Data excerpts:
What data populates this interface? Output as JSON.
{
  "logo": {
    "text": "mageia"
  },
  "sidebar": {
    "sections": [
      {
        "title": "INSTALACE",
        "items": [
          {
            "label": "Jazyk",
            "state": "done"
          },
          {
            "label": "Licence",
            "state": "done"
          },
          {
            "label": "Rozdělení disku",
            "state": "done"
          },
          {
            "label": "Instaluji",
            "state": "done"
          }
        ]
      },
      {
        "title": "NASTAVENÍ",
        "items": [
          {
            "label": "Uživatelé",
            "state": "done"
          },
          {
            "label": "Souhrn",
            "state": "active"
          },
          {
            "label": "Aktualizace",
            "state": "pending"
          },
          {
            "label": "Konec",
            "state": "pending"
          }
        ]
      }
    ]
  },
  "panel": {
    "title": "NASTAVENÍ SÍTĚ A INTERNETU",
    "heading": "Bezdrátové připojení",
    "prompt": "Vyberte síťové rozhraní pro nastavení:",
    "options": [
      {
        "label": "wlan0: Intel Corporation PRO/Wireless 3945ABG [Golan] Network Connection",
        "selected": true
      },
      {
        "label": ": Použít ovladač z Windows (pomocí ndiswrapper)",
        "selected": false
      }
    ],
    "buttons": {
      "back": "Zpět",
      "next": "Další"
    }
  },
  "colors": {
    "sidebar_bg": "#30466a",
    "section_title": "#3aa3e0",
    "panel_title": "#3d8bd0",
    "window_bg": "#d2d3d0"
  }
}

- _PROBLEM_: Take the listing above and write it out again exactly.

- _RESPONSE BELOW_:
What data populates this interface? Output as JSON.
{
  "logo": {
    "text": "mageia"
  },
  "sidebar": {
    "sections": [
      {
        "title": "INSTALACE",
        "items": [
          {
            "label": "Jazyk",
            "state": "done"
          },
          {
            "label": "Licence",
            "state": "done"
          },
          {
            "label": "Rozdělení disku",
            "state": "done"
          },
          {
            "label": "Instaluji",
            "state": "done"
          }
        ]
      },
      {
        "title": "NASTAVENÍ",
        "items": [
          {
            "label": "Uživatelé",
            "state": "done"
          },
          {
            "label": "Souhrn",
            "state": "active"
          },
          {
            "label": "Aktualizace",
            "state": "pending"
          },
          {
            "label": "Konec",
            "state": "pending"
          }
        ]
      }
    ]
  },
  "panel": {
    "title": "NASTAVENÍ SÍTĚ A INTERNETU",
    "heading": "Bezdrátové připojení",
    "prompt": "Vyberte síťové rozhraní pro nastavení:",
    "options": [
      {
        "label": "wlan0: Intel Corporation PRO/Wireless 3945ABG [Golan] Network Connection",
        "selected": true
      },
      {
        "label": ": Použít ovladač z Windows (pomocí ndiswrapper)",
        "selected": false
      }
    ],
    "buttons": {
      "back": "Zpět",
      "next": "Další"
    }
  },
  "colors": {
    "sidebar_bg": "#30466a",
    "section_title": "#3aa3e0",
    "panel_title": "#3d8bd0",
    "window_bg": "#d2d3d0"
  }
}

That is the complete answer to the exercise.